**THE REQUEST**
All lines in which the word "посадка" occurs are to be extracted.

Data entries:

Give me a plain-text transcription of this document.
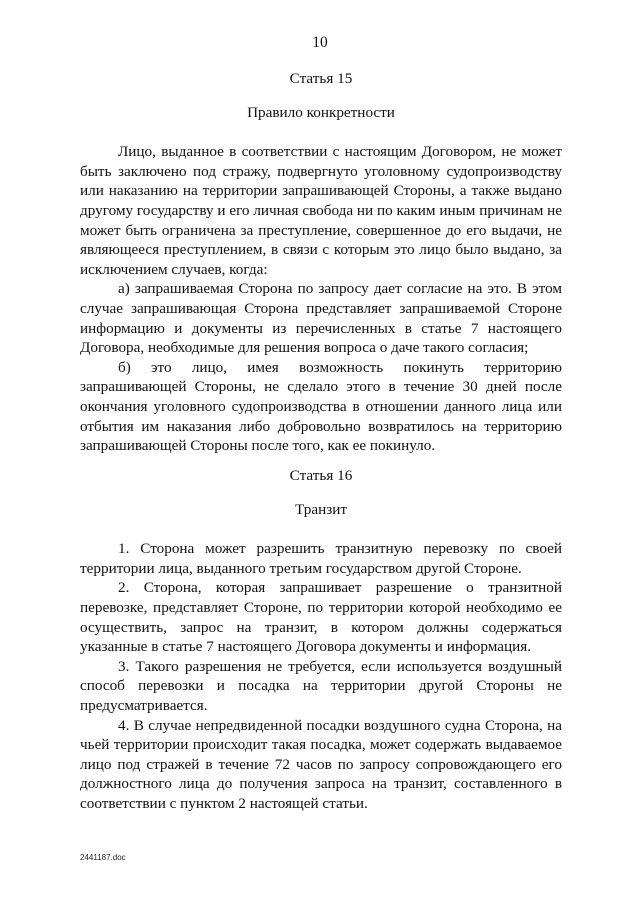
10

Статья 15

Правило конкретности

Лицо, выданное в соответствии с настоящим Договором, не может быть заключено под стражу, подвергнуто уголовному судопроизводству или наказанию на территории запрашивающей Стороны, а также выдано другому государству и его личная свобода ни по каким иным причинам не может быть ограничена за преступление, совершенное до его выдачи, не являющееся преступлением, в связи с которым это лицо было выдано, за исключением случаев, когда:

а) запрашиваемая Сторона по запросу дает согласие на это. В этом случае запрашивающая Сторона представляет запрашиваемой Стороне информацию и документы из перечисленных в статье 7 настоящего Договора, необходимые для решения вопроса о даче такого согласия;

б) это лицо, имея возможность покинуть территорию запрашивающей Стороны, не сделало этого в течение 30 дней после окончания уголовного судопроизводства в отношении данного лица или отбытия им наказания либо добровольно возвратилось на территорию запрашивающей Стороны после того, как ее покинуло.

Статья 16

Транзит

1. Сторона может разрешить транзитную перевозку по своей территории лица, выданного третьим государством другой Стороне.

2. Сторона, которая запрашивает разрешение о транзитной перевозке, представляет Стороне, по территории которой необходимо ее осуществить, запрос на транзит, в котором должны содержаться указанные в статье 7 настоящего Договора документы и информация.

3. Такого разрешения не требуется, если используется воздушный способ перевозки и посадка на территории другой Стороны не предусматривается.

4. В случае непредвиденной посадки воздушного судна Сторона, на чьей территории происходит такая посадка, может содержать выдаваемое лицо под стражей в течение 72 часов по запросу сопровождающего его должностного лица до получения запроса на транзит, составленного в соответствии с пунктом 2 настоящей статьи.

2441187.doc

**OUTPUT BELOW**
3. Такого разрешения не требуется, если используется воздушный способ перевозки и посадка на территории другой Стороны не предусматривается.
4. В случае непредвиденной посадки воздушного судна Сторона, на чьей территории происходит такая посадка, может содержать выдаваемое лицо под стражей в течение 72 часов по запросу сопровождающего его должностного лица до получения запроса на транзит, составленного в соответствии с пунктом 2 настоящей статьи.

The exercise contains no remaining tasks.